(begin)
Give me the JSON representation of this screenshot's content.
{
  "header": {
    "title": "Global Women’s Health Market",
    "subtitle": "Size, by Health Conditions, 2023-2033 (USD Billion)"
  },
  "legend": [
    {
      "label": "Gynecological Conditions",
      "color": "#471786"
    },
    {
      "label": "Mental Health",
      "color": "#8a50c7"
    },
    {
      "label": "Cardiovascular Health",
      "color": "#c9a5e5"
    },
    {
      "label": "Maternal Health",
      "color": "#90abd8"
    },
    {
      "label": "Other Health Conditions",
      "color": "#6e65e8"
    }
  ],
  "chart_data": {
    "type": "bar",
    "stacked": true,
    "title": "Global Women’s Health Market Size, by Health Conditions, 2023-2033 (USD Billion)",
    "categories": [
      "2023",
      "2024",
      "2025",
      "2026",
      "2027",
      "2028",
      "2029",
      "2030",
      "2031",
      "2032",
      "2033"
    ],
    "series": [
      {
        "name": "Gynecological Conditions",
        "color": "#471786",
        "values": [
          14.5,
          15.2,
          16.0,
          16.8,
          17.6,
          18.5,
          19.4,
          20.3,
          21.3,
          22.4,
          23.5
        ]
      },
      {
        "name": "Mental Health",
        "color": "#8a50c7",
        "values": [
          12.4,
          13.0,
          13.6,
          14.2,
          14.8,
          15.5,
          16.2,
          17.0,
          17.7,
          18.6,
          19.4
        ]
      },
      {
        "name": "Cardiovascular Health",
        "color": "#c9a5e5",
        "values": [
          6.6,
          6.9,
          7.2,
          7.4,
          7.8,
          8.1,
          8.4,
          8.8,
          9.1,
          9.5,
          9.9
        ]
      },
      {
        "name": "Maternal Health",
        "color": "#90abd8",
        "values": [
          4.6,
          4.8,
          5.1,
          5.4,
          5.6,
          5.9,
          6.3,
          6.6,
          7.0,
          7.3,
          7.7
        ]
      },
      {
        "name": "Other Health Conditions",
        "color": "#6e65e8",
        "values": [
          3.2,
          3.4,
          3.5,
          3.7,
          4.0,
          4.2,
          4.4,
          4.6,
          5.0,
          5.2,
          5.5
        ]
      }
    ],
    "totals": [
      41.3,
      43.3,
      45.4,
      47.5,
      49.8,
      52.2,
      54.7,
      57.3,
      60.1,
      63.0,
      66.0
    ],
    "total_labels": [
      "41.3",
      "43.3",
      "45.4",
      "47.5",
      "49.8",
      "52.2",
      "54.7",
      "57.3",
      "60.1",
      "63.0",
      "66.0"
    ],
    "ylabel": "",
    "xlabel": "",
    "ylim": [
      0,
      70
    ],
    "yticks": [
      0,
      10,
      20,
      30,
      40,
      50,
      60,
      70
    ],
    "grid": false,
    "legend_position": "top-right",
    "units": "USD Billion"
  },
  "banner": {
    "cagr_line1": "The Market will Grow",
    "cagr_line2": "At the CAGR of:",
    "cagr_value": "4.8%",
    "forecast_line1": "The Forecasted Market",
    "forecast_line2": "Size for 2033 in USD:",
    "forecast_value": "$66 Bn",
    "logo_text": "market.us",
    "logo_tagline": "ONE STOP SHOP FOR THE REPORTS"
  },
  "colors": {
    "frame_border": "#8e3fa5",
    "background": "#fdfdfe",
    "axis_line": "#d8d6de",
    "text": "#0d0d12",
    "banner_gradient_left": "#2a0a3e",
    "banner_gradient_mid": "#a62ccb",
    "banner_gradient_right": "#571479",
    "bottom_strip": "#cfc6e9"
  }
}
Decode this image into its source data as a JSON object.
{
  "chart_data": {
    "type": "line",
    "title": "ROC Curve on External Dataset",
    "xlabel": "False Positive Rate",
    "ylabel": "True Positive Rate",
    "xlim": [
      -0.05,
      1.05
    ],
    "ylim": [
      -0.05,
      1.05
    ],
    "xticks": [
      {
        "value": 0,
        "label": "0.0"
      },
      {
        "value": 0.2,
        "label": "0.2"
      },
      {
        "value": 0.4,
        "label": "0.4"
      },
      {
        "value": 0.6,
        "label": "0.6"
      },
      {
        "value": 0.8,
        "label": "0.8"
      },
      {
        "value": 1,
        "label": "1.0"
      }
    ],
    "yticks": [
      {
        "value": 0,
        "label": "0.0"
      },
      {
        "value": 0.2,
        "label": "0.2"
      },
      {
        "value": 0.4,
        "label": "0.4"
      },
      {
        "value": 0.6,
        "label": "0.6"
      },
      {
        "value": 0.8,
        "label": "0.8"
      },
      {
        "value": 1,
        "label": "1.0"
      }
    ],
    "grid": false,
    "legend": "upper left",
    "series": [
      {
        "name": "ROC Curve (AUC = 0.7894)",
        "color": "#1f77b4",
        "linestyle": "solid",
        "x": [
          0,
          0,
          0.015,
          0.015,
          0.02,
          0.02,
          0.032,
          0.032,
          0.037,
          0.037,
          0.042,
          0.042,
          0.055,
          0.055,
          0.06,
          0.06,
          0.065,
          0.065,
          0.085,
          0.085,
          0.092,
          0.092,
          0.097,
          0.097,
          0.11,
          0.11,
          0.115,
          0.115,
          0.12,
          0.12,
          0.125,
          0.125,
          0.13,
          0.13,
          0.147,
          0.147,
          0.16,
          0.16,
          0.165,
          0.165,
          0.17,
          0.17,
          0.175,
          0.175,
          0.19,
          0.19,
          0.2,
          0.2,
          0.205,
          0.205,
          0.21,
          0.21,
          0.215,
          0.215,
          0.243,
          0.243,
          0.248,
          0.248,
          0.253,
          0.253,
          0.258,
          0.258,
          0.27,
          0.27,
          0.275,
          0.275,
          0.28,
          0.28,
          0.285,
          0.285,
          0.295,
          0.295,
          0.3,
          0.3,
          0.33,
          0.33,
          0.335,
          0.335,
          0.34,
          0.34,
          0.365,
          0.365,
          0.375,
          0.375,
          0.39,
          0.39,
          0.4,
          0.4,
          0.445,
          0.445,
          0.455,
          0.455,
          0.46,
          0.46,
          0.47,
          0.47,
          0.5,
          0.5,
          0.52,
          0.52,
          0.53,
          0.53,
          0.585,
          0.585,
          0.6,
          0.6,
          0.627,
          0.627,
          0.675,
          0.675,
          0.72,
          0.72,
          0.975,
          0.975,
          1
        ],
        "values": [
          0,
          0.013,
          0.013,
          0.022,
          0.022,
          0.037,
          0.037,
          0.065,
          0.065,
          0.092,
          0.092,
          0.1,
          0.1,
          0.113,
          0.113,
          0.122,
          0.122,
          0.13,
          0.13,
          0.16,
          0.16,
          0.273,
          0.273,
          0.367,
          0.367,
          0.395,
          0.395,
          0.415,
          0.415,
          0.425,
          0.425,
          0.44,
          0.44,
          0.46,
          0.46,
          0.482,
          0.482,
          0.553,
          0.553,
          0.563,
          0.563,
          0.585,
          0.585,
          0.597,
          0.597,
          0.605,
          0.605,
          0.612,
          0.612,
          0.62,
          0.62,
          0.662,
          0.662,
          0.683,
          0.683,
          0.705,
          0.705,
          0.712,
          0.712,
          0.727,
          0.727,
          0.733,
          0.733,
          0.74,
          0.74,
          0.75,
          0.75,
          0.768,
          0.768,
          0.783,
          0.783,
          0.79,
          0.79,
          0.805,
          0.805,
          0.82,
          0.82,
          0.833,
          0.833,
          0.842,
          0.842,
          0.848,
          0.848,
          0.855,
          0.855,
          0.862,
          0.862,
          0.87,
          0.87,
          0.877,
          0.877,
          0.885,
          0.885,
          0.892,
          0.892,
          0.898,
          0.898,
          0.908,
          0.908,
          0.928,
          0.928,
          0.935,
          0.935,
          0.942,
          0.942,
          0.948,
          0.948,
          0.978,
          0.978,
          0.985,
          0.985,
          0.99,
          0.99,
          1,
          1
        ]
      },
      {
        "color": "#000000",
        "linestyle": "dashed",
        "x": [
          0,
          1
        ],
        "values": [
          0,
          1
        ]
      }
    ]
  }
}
(end)
Written exercise
Go through the entries above and pull out each line with "Billion" in it.

Response to the exercise
    "subtitle": "Size, by Health Conditions, 2023-2033 (USD Billion)"
    "title": "Global Women’s Health Market Size, by Health Conditions, 2023-2033 (USD Billion)",
    "units": "USD Billion"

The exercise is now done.